Given exercise: From the listing below, pick out each line with the word "Daily".

★ ★ ★ ★ ★ ★ ★

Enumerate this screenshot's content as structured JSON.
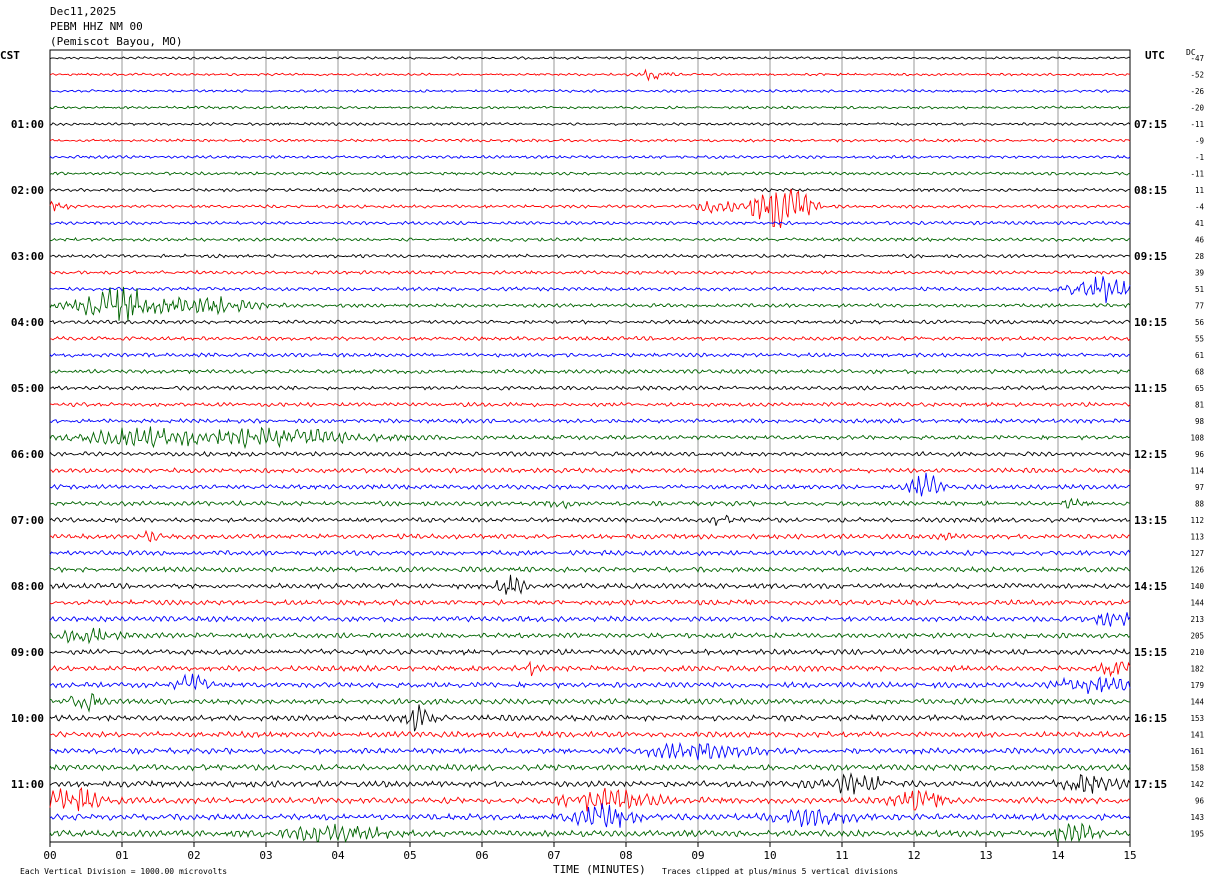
{
  "header": {
    "date": "Dec11,2025",
    "station": "PEBM HHZ NM 00",
    "location": "(Pemiscot Bayou, MO)"
  },
  "chart_data": {
    "type": "line",
    "left_axis_label": "CST",
    "right_axis_label": "UTC",
    "dc_label": "DC",
    "xlabel": "TIME (MINUTES)",
    "x_ticks": [
      "00",
      "01",
      "02",
      "03",
      "04",
      "05",
      "06",
      "07",
      "08",
      "09",
      "10",
      "11",
      "12",
      "13",
      "14",
      "15"
    ],
    "xlim": [
      0,
      15
    ],
    "left_time_labels": [
      {
        "row": 4,
        "label": "01:00"
      },
      {
        "row": 8,
        "label": "02:00"
      },
      {
        "row": 12,
        "label": "03:00"
      },
      {
        "row": 16,
        "label": "04:00"
      },
      {
        "row": 20,
        "label": "05:00"
      },
      {
        "row": 24,
        "label": "06:00"
      },
      {
        "row": 28,
        "label": "07:00"
      },
      {
        "row": 32,
        "label": "08:00"
      },
      {
        "row": 36,
        "label": "09:00"
      },
      {
        "row": 40,
        "label": "10:00"
      },
      {
        "row": 44,
        "label": "11:00"
      }
    ],
    "right_time_labels": [
      {
        "row": 4,
        "label": "07:15"
      },
      {
        "row": 8,
        "label": "08:15"
      },
      {
        "row": 12,
        "label": "09:15"
      },
      {
        "row": 16,
        "label": "10:15"
      },
      {
        "row": 20,
        "label": "11:15"
      },
      {
        "row": 24,
        "label": "12:15"
      },
      {
        "row": 28,
        "label": "13:15"
      },
      {
        "row": 32,
        "label": "14:15"
      },
      {
        "row": 36,
        "label": "15:15"
      },
      {
        "row": 40,
        "label": "16:15"
      },
      {
        "row": 44,
        "label": "17:15"
      }
    ],
    "dc_offsets": [
      -47,
      -52,
      -26,
      -20,
      -11,
      -9,
      -1,
      -11,
      11,
      -4,
      41,
      46,
      28,
      39,
      51,
      77,
      56,
      55,
      61,
      68,
      65,
      81,
      98,
      108,
      96,
      114,
      97,
      88,
      112,
      113,
      127,
      126,
      140,
      144,
      213,
      205,
      210,
      182,
      179,
      144,
      153,
      141,
      161,
      158,
      142,
      96,
      143,
      195
    ],
    "trace_colors": [
      "#000000",
      "#ff0000",
      "#0000ff",
      "#006400"
    ],
    "events": [
      {
        "row": 1,
        "minute": 8.4,
        "amp": 5,
        "width": 0.3
      },
      {
        "row": 9,
        "minute": 10.25,
        "amp": 22,
        "width": 0.45
      },
      {
        "row": 9,
        "minute": 9.2,
        "amp": 6,
        "width": 0.3
      },
      {
        "row": 9,
        "minute": 9.8,
        "amp": 6,
        "width": 0.5
      },
      {
        "row": 9,
        "minute": 0.1,
        "amp": 4,
        "width": 0.2
      },
      {
        "row": 14,
        "minute": 14.6,
        "amp": 12,
        "width": 0.6
      },
      {
        "row": 15,
        "minute": 1.0,
        "amp": 14,
        "width": 1.0
      },
      {
        "row": 15,
        "minute": 2.2,
        "amp": 6,
        "width": 1.0
      },
      {
        "row": 23,
        "minute": 3.0,
        "amp": 7,
        "width": 2.0
      },
      {
        "row": 23,
        "minute": 1.2,
        "amp": 6,
        "width": 1.2
      },
      {
        "row": 26,
        "minute": 12.15,
        "amp": 11,
        "width": 0.3
      },
      {
        "row": 27,
        "minute": 7.1,
        "amp": 4,
        "width": 0.2
      },
      {
        "row": 27,
        "minute": 14.2,
        "amp": 4,
        "width": 0.2
      },
      {
        "row": 28,
        "minute": 9.3,
        "amp": 4,
        "width": 0.2
      },
      {
        "row": 29,
        "minute": 1.4,
        "amp": 4,
        "width": 0.2
      },
      {
        "row": 29,
        "minute": 12.4,
        "amp": 3,
        "width": 0.2
      },
      {
        "row": 32,
        "minute": 6.4,
        "amp": 8,
        "width": 0.3
      },
      {
        "row": 34,
        "minute": 14.8,
        "amp": 5,
        "width": 0.5
      },
      {
        "row": 35,
        "minute": 0.5,
        "amp": 7,
        "width": 0.5
      },
      {
        "row": 37,
        "minute": 6.7,
        "amp": 5,
        "width": 0.2
      },
      {
        "row": 37,
        "minute": 14.8,
        "amp": 6,
        "width": 0.3
      },
      {
        "row": 38,
        "minute": 2.0,
        "amp": 9,
        "width": 0.3
      },
      {
        "row": 38,
        "minute": 14.5,
        "amp": 6,
        "width": 0.8
      },
      {
        "row": 39,
        "minute": 0.5,
        "amp": 7,
        "width": 0.3
      },
      {
        "row": 40,
        "minute": 5.1,
        "amp": 12,
        "width": 0.3
      },
      {
        "row": 42,
        "minute": 9.0,
        "amp": 6,
        "width": 1.0
      },
      {
        "row": 44,
        "minute": 11.2,
        "amp": 6,
        "width": 0.8
      },
      {
        "row": 44,
        "minute": 14.5,
        "amp": 7,
        "width": 0.6
      },
      {
        "row": 45,
        "minute": 0.3,
        "amp": 9,
        "width": 0.6
      },
      {
        "row": 45,
        "minute": 7.8,
        "amp": 8,
        "width": 1.0
      },
      {
        "row": 45,
        "minute": 12.1,
        "amp": 7,
        "width": 0.6
      },
      {
        "row": 46,
        "minute": 7.7,
        "amp": 9,
        "width": 0.6
      },
      {
        "row": 46,
        "minute": 10.6,
        "amp": 6,
        "width": 0.8
      },
      {
        "row": 47,
        "minute": 4.0,
        "amp": 6,
        "width": 1.0
      },
      {
        "row": 47,
        "minute": 14.2,
        "amp": 8,
        "width": 0.4
      }
    ]
  },
  "footer": {
    "scale_note": "Each Vertical Division = 1000.00 microvolts",
    "clip_note": "Traces clipped at plus/minus 5 vertical divisions"
  }
}
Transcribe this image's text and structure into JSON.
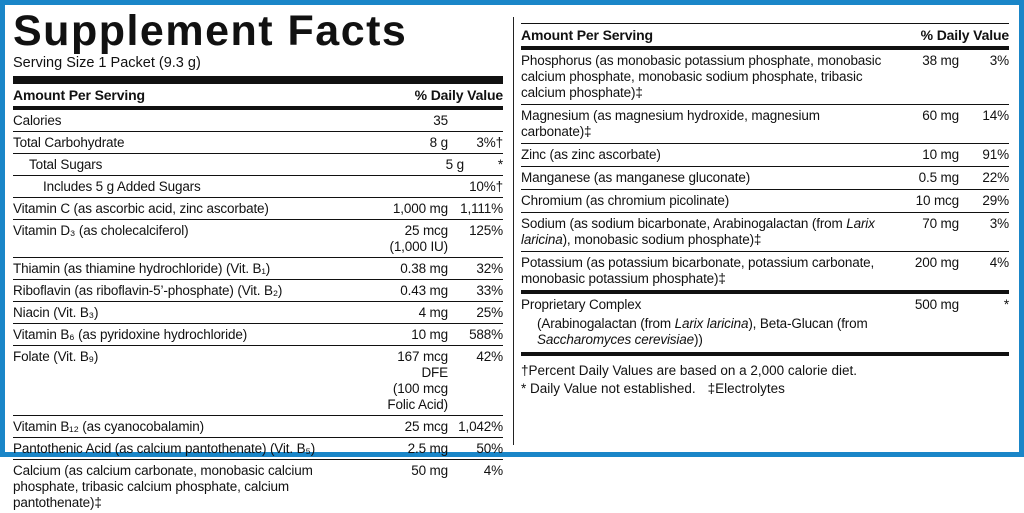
{
  "title": "Supplement Facts",
  "serving_size": "Serving Size 1 Packet (9.3 g)",
  "left_table": {
    "header": {
      "amount": "Amount Per Serving",
      "dv": "% Daily Value"
    },
    "rows": [
      {
        "name": [
          "Calories"
        ],
        "amount": "35"
      },
      {
        "name": [
          "Total Carbohydrate"
        ],
        "amount": "8 g",
        "dv": "3%†"
      },
      {
        "name": [
          "Total Sugars"
        ],
        "amount": "5 g",
        "dv": "*"
      },
      {
        "name": [
          "Includes 5 g Added Sugars"
        ],
        "dv": "10%†"
      },
      {
        "name": [
          "Vitamin C (as ascorbic acid, zinc ascorbate)"
        ],
        "amount": "1,000 mg",
        "dv": "1,111%"
      },
      {
        "name": [
          "Vitamin D₃ (as cholecalciferol)"
        ],
        "amount": "25 mcg (1,000 IU)",
        "dv": "125%"
      },
      {
        "name": [
          "Thiamin (as thiamine hydrochloride) (Vit. B₁)"
        ],
        "amount": "0.38 mg",
        "dv": "32%"
      },
      {
        "name": [
          "Riboflavin (as riboflavin-5’-phosphate) (Vit. B₂)"
        ],
        "amount": "0.43 mg",
        "dv": "33%"
      },
      {
        "name": [
          "Niacin (Vit. B₃)"
        ],
        "amount": "4 mg",
        "dv": "25%"
      },
      {
        "name": [
          "Vitamin B₆ (as pyridoxine hydrochloride)"
        ],
        "amount": "10 mg",
        "dv": "588%"
      },
      {
        "name": [
          "Folate (Vit. B₉)"
        ],
        "amount": [
          "167 mcg DFE",
          "(100 mcg Folic Acid)"
        ],
        "dv": "42%"
      },
      {
        "name": [
          "Vitamin B₁₂ (as cyanocobalamin)"
        ],
        "amount": "25 mcg",
        "dv": "1,042%"
      },
      {
        "name": [
          "Pantothenic Acid (as calcium pantothenate) (Vit. B₅)"
        ],
        "amount": "2.5 mg",
        "dv": "50%"
      },
      {
        "name": [
          "Calcium (as calcium carbonate, monobasic calcium phosphate, tribasic calcium phosphate, calcium pantothenate)‡"
        ],
        "amount": "50 mg",
        "dv": "4%"
      }
    ]
  },
  "right_table": {
    "header": {
      "amount": "Amount Per Serving",
      "dv": "% Daily Value"
    },
    "rows": [
      {
        "name": [
          "Phosphorus (as monobasic potassium phosphate, monobasic calcium phosphate, monobasic sodium phosphate, tribasic calcium phosphate)‡"
        ],
        "amount": "38 mg",
        "dv": "3%"
      },
      {
        "name": [
          "Magnesium (as magnesium hydroxide, magnesium carbonate)‡"
        ],
        "amount": "60 mg",
        "dv": "14%"
      },
      {
        "name": [
          "Zinc (as zinc ascorbate)"
        ],
        "amount": "10 mg",
        "dv": "91%"
      },
      {
        "name": [
          "Manganese (as manganese gluconate)"
        ],
        "amount": "0.5 mg",
        "dv": "22%"
      },
      {
        "name": [
          "Chromium (as chromium picolinate)"
        ],
        "amount": "10 mcg",
        "dv": "29%"
      },
      {
        "name": [
          "Sodium (as sodium bicarbonate, Arabinogalactan (from ",
          "Larix laricina",
          "), monobasic sodium phosphate)‡"
        ],
        "amount": "70 mg",
        "dv": "3%"
      },
      {
        "name": [
          "Potassium (as potassium bicarbonate, potassium carbonate, monobasic potassium phosphate)‡"
        ],
        "amount": "200 mg",
        "dv": "4%"
      }
    ],
    "proprietary": {
      "name": [
        "Proprietary Complex"
      ],
      "amount": "500 mg",
      "dv": "*",
      "detail": [
        "(Arabinogalactan (from ",
        "Larix laricina",
        "), Beta-Glucan (from ",
        "Saccharomyces cerevisiae",
        "))"
      ]
    }
  },
  "footnotes": [
    "†Percent Daily Values are based on a 2,000 calorie diet.",
    "* Daily Value not established.",
    "‡Electrolytes"
  ]
}
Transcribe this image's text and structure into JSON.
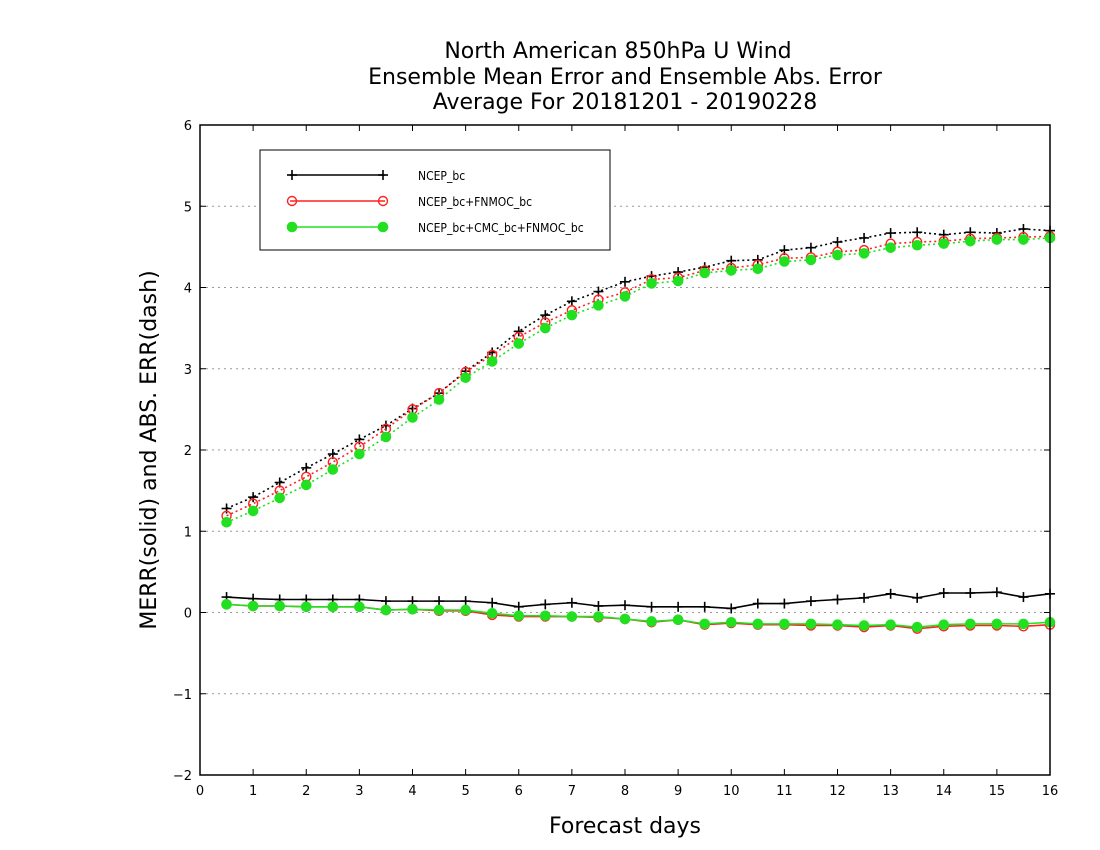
{
  "chart_data": {
    "type": "line",
    "title": [
      "North American 850hPa U Wind",
      "Ensemble Mean Error and Ensemble Abs. Error",
      "Average For 20181201 - 20190228"
    ],
    "xlabel": "Forecast days",
    "ylabel": "MERR(solid) and ABS. ERR(dash)",
    "xlim": [
      0,
      16
    ],
    "ylim": [
      -2,
      6
    ],
    "xticks": [
      0,
      1,
      2,
      3,
      4,
      5,
      6,
      7,
      8,
      9,
      10,
      11,
      12,
      13,
      14,
      15,
      16
    ],
    "yticks": [
      -2,
      -1,
      0,
      1,
      2,
      3,
      4,
      5,
      6
    ],
    "ytick_labels": [
      "−2",
      "−1",
      "0",
      "1",
      "2",
      "3",
      "4",
      "5",
      "6"
    ],
    "grid": "horizontal dotted",
    "legend_position": "top-left",
    "x": [
      0.5,
      1,
      1.5,
      2,
      2.5,
      3,
      3.5,
      4,
      4.5,
      5,
      5.5,
      6,
      6.5,
      7,
      7.5,
      8,
      8.5,
      9,
      9.5,
      10,
      10.5,
      11,
      11.5,
      12,
      12.5,
      13,
      13.5,
      14,
      14.5,
      15,
      15.5,
      16
    ],
    "series": [
      {
        "name": "NCEP_bc",
        "color": "#000000",
        "marker": "plus",
        "merr": [
          0.19,
          0.17,
          0.16,
          0.16,
          0.16,
          0.16,
          0.14,
          0.14,
          0.14,
          0.14,
          0.12,
          0.07,
          0.1,
          0.12,
          0.08,
          0.09,
          0.07,
          0.07,
          0.07,
          0.05,
          0.11,
          0.11,
          0.14,
          0.16,
          0.18,
          0.23,
          0.18,
          0.24,
          0.24,
          0.25,
          0.19,
          0.23
        ],
        "abs_err": [
          1.28,
          1.42,
          1.6,
          1.78,
          1.95,
          2.13,
          2.3,
          2.51,
          2.7,
          2.97,
          3.2,
          3.46,
          3.66,
          3.83,
          3.95,
          4.07,
          4.14,
          4.19,
          4.25,
          4.33,
          4.34,
          4.46,
          4.49,
          4.56,
          4.61,
          4.67,
          4.68,
          4.65,
          4.68,
          4.67,
          4.72,
          4.7
        ]
      },
      {
        "name": "NCEP_bc+FNMOC_bc",
        "color": "#ff2020",
        "marker": "open-circle",
        "merr": [
          0.1,
          0.08,
          0.08,
          0.07,
          0.07,
          0.07,
          0.03,
          0.04,
          0.02,
          0.02,
          -0.03,
          -0.05,
          -0.05,
          -0.05,
          -0.06,
          -0.08,
          -0.12,
          -0.09,
          -0.15,
          -0.13,
          -0.15,
          -0.15,
          -0.16,
          -0.16,
          -0.18,
          -0.16,
          -0.2,
          -0.17,
          -0.16,
          -0.16,
          -0.17,
          -0.15
        ],
        "abs_err": [
          1.19,
          1.34,
          1.5,
          1.67,
          1.85,
          2.04,
          2.26,
          2.5,
          2.7,
          2.96,
          3.17,
          3.39,
          3.57,
          3.72,
          3.85,
          3.94,
          4.1,
          4.12,
          4.21,
          4.24,
          4.28,
          4.36,
          4.37,
          4.44,
          4.46,
          4.54,
          4.56,
          4.57,
          4.6,
          4.61,
          4.62,
          4.63
        ]
      },
      {
        "name": "NCEP_bc+CMC_bc+FNMOC_bc",
        "color": "#20e020",
        "marker": "filled-circle",
        "merr": [
          0.1,
          0.08,
          0.08,
          0.07,
          0.07,
          0.07,
          0.03,
          0.04,
          0.03,
          0.03,
          -0.01,
          -0.04,
          -0.04,
          -0.05,
          -0.05,
          -0.08,
          -0.11,
          -0.09,
          -0.14,
          -0.12,
          -0.14,
          -0.14,
          -0.14,
          -0.15,
          -0.16,
          -0.15,
          -0.18,
          -0.15,
          -0.14,
          -0.14,
          -0.14,
          -0.12
        ],
        "abs_err": [
          1.11,
          1.25,
          1.41,
          1.57,
          1.76,
          1.95,
          2.16,
          2.4,
          2.62,
          2.89,
          3.09,
          3.31,
          3.5,
          3.66,
          3.78,
          3.89,
          4.05,
          4.08,
          4.18,
          4.21,
          4.23,
          4.32,
          4.34,
          4.4,
          4.42,
          4.49,
          4.52,
          4.54,
          4.57,
          4.59,
          4.59,
          4.61
        ]
      }
    ]
  }
}
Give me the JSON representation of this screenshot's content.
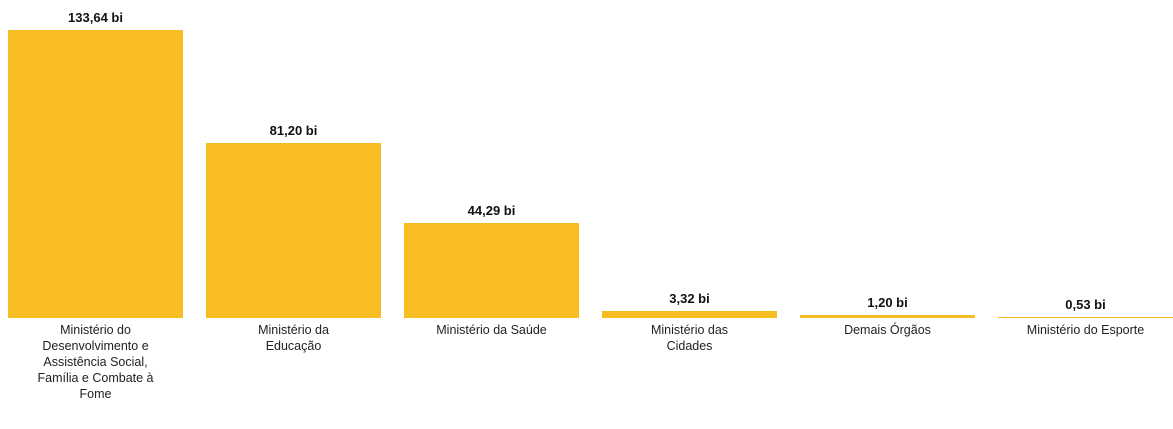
{
  "chart_data": {
    "type": "bar",
    "categories": [
      "Ministério do Desenvolvimento e Assistência Social, Família e Combate à Fome",
      "Ministério da Educação",
      "Ministério da Saúde",
      "Ministério das Cidades",
      "Demais Órgãos",
      "Ministério do Esporte"
    ],
    "values": [
      133.64,
      81.2,
      44.29,
      3.32,
      1.2,
      0.53
    ],
    "value_labels": [
      "133,64 bi",
      "81,20 bi",
      "44,29 bi",
      "3,32 bi",
      "1,20 bi",
      "0,53 bi"
    ],
    "color": "#f8bd23"
  }
}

★ ★ ★ ★ ★ ★ ★

Result of the exercise:
      "dv": "% Daily Value"
      "dv": "% Daily Value"
    "†Percent Daily Values are based on a 2,000 calorie diet.",
    "* Daily Value not established.",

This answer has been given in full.